_Problem details_
From the records below, copy every line that contains the word "this".

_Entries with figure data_
# # # # #

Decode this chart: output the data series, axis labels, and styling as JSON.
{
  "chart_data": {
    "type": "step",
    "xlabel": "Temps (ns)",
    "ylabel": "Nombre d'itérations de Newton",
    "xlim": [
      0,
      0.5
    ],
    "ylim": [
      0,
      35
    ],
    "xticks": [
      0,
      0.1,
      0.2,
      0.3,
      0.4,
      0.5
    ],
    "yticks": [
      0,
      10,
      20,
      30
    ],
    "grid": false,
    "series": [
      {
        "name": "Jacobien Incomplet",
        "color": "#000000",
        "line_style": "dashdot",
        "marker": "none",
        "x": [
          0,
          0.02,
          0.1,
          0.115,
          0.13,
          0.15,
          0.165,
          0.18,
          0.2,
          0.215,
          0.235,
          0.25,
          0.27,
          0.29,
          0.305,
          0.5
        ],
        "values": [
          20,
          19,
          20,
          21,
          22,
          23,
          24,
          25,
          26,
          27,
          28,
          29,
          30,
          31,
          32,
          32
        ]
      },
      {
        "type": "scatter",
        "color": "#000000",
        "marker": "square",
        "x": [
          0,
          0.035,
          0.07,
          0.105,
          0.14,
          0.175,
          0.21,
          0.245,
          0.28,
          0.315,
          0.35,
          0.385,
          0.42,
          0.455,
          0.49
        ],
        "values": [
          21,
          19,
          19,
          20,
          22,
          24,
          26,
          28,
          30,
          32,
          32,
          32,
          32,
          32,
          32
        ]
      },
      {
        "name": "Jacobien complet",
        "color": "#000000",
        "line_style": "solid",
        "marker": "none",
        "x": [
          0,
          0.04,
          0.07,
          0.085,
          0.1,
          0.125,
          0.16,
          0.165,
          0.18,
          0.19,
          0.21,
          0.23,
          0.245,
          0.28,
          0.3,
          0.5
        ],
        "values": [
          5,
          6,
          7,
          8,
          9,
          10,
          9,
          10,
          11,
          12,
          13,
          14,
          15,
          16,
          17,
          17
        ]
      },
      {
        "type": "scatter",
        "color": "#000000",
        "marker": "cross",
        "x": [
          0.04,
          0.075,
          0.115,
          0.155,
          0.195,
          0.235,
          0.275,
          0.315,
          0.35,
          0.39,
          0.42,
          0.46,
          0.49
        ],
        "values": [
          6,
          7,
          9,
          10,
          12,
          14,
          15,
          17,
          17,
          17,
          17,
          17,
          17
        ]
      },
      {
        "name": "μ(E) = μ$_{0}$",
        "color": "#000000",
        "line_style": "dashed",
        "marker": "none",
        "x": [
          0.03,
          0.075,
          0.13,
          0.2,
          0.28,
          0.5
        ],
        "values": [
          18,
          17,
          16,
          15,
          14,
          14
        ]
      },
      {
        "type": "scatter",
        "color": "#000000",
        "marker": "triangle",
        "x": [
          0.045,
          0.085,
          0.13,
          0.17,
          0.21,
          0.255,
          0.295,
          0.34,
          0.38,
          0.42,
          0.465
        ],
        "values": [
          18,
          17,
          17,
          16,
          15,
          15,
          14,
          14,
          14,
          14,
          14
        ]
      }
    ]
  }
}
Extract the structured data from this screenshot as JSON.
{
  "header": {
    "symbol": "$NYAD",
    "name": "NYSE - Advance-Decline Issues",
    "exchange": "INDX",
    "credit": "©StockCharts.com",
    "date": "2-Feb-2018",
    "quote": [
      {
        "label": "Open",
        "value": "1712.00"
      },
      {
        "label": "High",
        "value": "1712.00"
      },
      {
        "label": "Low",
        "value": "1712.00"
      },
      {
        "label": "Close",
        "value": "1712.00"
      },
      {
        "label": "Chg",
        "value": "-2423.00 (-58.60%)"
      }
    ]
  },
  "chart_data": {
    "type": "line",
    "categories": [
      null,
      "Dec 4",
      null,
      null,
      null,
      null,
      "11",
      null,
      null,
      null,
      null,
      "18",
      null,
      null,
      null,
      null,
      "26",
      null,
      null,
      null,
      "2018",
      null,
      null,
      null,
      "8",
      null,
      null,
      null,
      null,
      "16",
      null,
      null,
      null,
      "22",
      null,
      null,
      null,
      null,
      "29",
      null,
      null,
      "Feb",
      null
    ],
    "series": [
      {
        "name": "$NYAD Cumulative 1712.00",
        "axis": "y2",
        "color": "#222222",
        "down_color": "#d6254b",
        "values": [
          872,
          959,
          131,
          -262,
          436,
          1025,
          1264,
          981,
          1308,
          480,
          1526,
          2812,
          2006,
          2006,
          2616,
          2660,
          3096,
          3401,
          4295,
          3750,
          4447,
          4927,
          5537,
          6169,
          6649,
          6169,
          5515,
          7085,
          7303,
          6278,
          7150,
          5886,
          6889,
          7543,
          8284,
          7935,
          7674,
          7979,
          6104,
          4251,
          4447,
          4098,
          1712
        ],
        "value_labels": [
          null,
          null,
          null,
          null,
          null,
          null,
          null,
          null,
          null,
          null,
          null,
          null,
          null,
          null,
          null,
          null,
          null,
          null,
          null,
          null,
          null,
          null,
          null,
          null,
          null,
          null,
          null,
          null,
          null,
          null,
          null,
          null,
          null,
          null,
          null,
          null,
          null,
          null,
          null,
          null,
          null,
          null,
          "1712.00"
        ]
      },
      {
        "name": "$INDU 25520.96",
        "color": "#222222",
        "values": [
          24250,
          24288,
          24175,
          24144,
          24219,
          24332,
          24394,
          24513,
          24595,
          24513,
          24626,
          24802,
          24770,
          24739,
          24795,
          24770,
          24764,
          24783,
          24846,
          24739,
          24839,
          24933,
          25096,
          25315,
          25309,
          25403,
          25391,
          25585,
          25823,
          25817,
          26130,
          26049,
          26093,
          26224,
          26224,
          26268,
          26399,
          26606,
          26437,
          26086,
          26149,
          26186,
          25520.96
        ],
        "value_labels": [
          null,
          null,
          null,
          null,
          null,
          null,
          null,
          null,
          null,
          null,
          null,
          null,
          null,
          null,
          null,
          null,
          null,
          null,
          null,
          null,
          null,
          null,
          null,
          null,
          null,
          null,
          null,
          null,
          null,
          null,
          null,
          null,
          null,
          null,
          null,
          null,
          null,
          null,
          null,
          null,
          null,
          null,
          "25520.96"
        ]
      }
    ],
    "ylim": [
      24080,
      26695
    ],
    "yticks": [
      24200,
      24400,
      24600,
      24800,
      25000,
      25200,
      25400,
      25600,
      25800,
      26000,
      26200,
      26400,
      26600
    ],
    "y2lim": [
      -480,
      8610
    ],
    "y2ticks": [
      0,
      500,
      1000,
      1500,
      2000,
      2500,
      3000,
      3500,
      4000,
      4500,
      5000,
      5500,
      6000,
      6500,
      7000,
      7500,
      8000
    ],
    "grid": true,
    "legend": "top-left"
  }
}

# # # # #

_Complete answer_
Decode this chart: output the data series, axis labels, and styling as JSON.
Extract the structured data from this screenshot as JSON.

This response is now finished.